====== Record set

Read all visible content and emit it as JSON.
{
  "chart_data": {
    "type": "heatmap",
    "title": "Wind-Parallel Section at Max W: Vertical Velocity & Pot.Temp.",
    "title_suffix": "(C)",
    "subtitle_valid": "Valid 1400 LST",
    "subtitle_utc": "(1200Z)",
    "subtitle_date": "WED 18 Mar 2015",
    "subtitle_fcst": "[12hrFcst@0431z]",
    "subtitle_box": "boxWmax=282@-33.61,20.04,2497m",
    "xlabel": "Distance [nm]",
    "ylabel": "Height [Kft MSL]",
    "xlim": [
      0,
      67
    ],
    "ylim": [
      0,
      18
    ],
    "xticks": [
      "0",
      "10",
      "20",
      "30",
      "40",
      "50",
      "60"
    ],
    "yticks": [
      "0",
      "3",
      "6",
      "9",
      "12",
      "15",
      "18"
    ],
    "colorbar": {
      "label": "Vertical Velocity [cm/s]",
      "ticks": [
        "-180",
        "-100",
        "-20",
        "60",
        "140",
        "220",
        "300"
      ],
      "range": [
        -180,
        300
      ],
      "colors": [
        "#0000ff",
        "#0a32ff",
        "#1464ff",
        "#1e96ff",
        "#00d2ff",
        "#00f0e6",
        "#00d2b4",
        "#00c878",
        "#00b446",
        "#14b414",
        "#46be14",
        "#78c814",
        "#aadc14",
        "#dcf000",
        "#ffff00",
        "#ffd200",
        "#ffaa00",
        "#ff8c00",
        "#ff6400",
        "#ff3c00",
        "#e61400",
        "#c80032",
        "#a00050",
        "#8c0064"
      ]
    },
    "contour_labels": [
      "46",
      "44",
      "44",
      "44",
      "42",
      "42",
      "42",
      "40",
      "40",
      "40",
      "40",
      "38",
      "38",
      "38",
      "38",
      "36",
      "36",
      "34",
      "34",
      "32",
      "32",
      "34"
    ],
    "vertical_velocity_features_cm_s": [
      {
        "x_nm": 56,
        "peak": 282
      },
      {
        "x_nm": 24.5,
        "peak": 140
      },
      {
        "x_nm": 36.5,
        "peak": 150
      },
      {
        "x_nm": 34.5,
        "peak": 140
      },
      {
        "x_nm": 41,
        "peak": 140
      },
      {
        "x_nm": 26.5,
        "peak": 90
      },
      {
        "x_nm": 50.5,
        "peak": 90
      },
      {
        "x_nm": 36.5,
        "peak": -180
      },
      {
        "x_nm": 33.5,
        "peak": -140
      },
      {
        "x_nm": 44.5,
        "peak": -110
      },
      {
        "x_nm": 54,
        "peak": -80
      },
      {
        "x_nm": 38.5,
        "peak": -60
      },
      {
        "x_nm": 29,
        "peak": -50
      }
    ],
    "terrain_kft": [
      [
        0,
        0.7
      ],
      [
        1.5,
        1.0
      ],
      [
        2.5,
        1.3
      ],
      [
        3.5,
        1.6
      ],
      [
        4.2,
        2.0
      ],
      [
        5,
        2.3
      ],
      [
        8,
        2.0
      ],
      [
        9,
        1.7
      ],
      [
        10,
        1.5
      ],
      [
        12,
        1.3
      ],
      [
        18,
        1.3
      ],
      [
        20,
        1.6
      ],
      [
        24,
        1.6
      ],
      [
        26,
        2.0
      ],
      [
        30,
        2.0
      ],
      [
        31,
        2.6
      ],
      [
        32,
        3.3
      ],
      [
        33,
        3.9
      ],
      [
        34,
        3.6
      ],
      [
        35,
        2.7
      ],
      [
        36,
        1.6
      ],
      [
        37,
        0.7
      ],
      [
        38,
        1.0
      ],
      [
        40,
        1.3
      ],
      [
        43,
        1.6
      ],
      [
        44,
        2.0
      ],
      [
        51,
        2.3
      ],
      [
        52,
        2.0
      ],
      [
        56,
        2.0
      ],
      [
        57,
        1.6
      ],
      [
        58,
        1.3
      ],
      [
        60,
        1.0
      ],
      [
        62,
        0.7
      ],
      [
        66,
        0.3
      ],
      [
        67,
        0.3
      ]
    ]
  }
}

============

Goal =
Output all preceding records character for character.

Full response =
Read all visible content and emit it as JSON.
{
  "chart_data": {
    "type": "heatmap",
    "title": "Wind-Parallel Section at Max W: Vertical Velocity & Pot.Temp.",
    "title_suffix": "(C)",
    "subtitle_valid": "Valid 1400 LST",
    "subtitle_utc": "(1200Z)",
    "subtitle_date": "WED 18 Mar 2015",
    "subtitle_fcst": "[12hrFcst@0431z]",
    "subtitle_box": "boxWmax=282@-33.61,20.04,2497m",
    "xlabel": "Distance [nm]",
    "ylabel": "Height [Kft MSL]",
    "xlim": [
      0,
      67
    ],
    "ylim": [
      0,
      18
    ],
    "xticks": [
      "0",
      "10",
      "20",
      "30",
      "40",
      "50",
      "60"
    ],
    "yticks": [
      "0",
      "3",
      "6",
      "9",
      "12",
      "15",
      "18"
    ],
    "colorbar": {
      "label": "Vertical Velocity [cm/s]",
      "ticks": [
        "-180",
        "-100",
        "-20",
        "60",
        "140",
        "220",
        "300"
      ],
      "range": [
        -180,
        300
      ],
      "colors": [
        "#0000ff",
        "#0a32ff",
        "#1464ff",
        "#1e96ff",
        "#00d2ff",
        "#00f0e6",
        "#00d2b4",
        "#00c878",
        "#00b446",
        "#14b414",
        "#46be14",
        "#78c814",
        "#aadc14",
        "#dcf000",
        "#ffff00",
        "#ffd200",
        "#ffaa00",
        "#ff8c00",
        "#ff6400",
        "#ff3c00",
        "#e61400",
        "#c80032",
        "#a00050",
        "#8c0064"
      ]
    },
    "contour_labels": [
      "46",
      "44",
      "44",
      "44",
      "42",
      "42",
      "42",
      "40",
      "40",
      "40",
      "40",
      "38",
      "38",
      "38",
      "38",
      "36",
      "36",
      "34",
      "34",
      "32",
      "32",
      "34"
    ],
    "vertical_velocity_features_cm_s": [
      {
        "x_nm": 56,
        "peak": 282
      },
      {
        "x_nm": 24.5,
        "peak": 140
      },
      {
        "x_nm": 36.5,
        "peak": 150
      },
      {
        "x_nm": 34.5,
        "peak": 140
      },
      {
        "x_nm": 41,
        "peak": 140
      },
      {
        "x_nm": 26.5,
        "peak": 90
      },
      {
        "x_nm": 50.5,
        "peak": 90
      },
      {
        "x_nm": 36.5,
        "peak": -180
      },
      {
        "x_nm": 33.5,
        "peak": -140
      },
      {
        "x_nm": 44.5,
        "peak": -110
      },
      {
        "x_nm": 54,
        "peak": -80
      },
      {
        "x_nm": 38.5,
        "peak": -60
      },
      {
        "x_nm": 29,
        "peak": -50
      }
    ],
    "terrain_kft": [
      [
        0,
        0.7
      ],
      [
        1.5,
        1.0
      ],
      [
        2.5,
        1.3
      ],
      [
        3.5,
        1.6
      ],
      [
        4.2,
        2.0
      ],
      [
        5,
        2.3
      ],
      [
        8,
        2.0
      ],
      [
        9,
        1.7
      ],
      [
        10,
        1.5
      ],
      [
        12,
        1.3
      ],
      [
        18,
        1.3
      ],
      [
        20,
        1.6
      ],
      [
        24,
        1.6
      ],
      [
        26,
        2.0
      ],
      [
        30,
        2.0
      ],
      [
        31,
        2.6
      ],
      [
        32,
        3.3
      ],
      [
        33,
        3.9
      ],
      [
        34,
        3.6
      ],
      [
        35,
        2.7
      ],
      [
        36,
        1.6
      ],
      [
        37,
        0.7
      ],
      [
        38,
        1.0
      ],
      [
        40,
        1.3
      ],
      [
        43,
        1.6
      ],
      [
        44,
        2.0
      ],
      [
        51,
        2.3
      ],
      [
        52,
        2.0
      ],
      [
        56,
        2.0
      ],
      [
        57,
        1.6
      ],
      [
        58,
        1.3
      ],
      [
        60,
        1.0
      ],
      [
        62,
        0.7
      ],
      [
        66,
        0.3
      ],
      [
        67,
        0.3
      ]
    ]
  }
}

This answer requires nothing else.